## Begin Record set

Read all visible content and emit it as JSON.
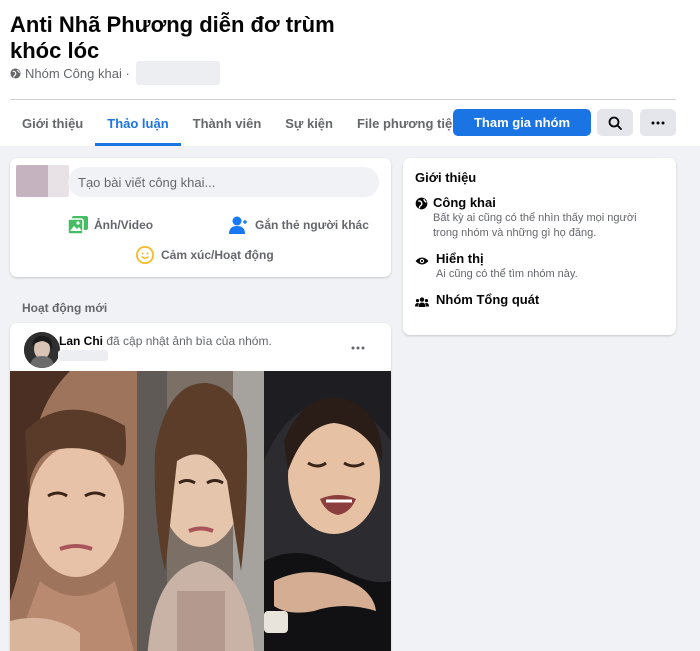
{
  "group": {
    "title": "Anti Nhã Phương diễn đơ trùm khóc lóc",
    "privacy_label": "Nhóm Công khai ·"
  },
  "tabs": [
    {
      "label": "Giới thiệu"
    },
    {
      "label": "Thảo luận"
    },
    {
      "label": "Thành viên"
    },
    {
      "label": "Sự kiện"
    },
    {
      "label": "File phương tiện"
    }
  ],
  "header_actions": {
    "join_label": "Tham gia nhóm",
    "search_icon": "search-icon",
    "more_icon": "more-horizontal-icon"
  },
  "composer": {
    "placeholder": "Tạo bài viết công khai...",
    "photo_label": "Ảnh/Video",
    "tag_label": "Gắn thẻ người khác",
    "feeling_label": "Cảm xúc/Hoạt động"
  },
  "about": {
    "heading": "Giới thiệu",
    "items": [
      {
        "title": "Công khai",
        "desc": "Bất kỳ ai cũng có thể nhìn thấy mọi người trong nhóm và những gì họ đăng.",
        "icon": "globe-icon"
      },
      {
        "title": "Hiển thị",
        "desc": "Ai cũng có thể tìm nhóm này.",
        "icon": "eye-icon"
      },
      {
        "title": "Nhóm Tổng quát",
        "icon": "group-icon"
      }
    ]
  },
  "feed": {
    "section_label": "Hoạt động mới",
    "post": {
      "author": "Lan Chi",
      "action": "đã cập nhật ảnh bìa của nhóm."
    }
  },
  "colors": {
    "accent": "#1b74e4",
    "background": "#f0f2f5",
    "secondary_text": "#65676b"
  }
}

## End Record set
## Begin Record set

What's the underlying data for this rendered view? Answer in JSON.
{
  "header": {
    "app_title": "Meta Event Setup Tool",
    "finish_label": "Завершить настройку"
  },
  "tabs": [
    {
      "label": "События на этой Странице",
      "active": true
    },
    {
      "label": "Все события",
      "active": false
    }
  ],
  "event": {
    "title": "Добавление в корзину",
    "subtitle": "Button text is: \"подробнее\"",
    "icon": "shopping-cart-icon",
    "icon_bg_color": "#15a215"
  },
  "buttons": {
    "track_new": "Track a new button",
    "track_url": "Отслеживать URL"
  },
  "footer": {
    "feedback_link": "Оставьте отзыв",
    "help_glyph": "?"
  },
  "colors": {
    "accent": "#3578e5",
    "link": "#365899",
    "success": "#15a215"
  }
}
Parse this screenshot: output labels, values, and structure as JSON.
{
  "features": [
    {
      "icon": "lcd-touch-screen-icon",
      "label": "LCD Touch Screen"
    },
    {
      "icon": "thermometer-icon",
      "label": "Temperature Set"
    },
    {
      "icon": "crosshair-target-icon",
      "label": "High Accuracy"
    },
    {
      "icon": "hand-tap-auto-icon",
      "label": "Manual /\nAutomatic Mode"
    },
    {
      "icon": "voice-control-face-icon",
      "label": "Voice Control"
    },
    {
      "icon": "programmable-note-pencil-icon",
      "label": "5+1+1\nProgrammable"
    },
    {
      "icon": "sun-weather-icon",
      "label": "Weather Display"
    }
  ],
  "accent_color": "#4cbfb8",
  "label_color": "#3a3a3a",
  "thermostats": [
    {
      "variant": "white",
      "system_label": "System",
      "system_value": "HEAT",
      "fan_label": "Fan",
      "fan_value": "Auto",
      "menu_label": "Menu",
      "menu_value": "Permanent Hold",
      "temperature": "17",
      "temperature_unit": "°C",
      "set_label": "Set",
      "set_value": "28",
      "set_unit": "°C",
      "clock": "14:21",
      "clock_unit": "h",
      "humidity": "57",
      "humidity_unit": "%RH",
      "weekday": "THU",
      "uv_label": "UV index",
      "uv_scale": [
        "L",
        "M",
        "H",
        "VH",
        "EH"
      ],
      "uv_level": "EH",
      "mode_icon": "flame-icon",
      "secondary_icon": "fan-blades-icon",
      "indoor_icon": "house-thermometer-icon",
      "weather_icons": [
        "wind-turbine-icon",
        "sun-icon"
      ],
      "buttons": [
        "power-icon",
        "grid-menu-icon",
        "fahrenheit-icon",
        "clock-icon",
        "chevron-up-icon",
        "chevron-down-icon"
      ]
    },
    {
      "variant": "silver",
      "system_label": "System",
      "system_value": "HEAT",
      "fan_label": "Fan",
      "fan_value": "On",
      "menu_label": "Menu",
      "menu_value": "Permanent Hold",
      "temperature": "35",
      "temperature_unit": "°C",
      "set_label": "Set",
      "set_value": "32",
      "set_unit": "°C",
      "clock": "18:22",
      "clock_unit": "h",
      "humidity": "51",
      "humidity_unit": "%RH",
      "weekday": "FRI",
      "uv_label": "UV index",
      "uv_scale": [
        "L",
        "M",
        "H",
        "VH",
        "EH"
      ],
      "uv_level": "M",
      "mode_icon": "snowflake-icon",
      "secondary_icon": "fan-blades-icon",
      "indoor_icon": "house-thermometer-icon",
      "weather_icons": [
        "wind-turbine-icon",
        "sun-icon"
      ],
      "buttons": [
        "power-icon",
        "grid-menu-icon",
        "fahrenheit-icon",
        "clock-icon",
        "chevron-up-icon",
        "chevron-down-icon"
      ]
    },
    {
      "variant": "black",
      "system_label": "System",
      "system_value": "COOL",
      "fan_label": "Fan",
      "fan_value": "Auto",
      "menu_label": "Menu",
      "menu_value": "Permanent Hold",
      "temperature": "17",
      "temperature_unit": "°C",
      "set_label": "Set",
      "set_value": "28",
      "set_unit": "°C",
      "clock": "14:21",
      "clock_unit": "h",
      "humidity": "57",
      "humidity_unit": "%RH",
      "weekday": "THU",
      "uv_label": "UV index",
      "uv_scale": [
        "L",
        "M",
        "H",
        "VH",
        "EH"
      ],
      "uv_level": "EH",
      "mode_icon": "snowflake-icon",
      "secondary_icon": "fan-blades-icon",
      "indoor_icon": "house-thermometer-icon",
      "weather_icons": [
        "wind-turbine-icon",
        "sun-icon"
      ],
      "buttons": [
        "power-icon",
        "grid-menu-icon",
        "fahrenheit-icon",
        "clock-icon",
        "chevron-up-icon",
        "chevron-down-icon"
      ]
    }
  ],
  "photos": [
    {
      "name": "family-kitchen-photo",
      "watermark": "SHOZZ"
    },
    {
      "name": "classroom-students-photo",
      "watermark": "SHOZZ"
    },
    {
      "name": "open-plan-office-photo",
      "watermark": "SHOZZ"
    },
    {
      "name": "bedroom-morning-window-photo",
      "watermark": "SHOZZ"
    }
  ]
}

## End Record set

## What is asked
Pick out every line of the listing containing the word "desc", and show those lines.

## Answer to the problem
        "desc": "Bất kỳ ai cũng có thể nhìn thấy mọi người trong nhóm và những gì họ đăng.",
        "desc": "Ai cũng có thể tìm nhóm này.",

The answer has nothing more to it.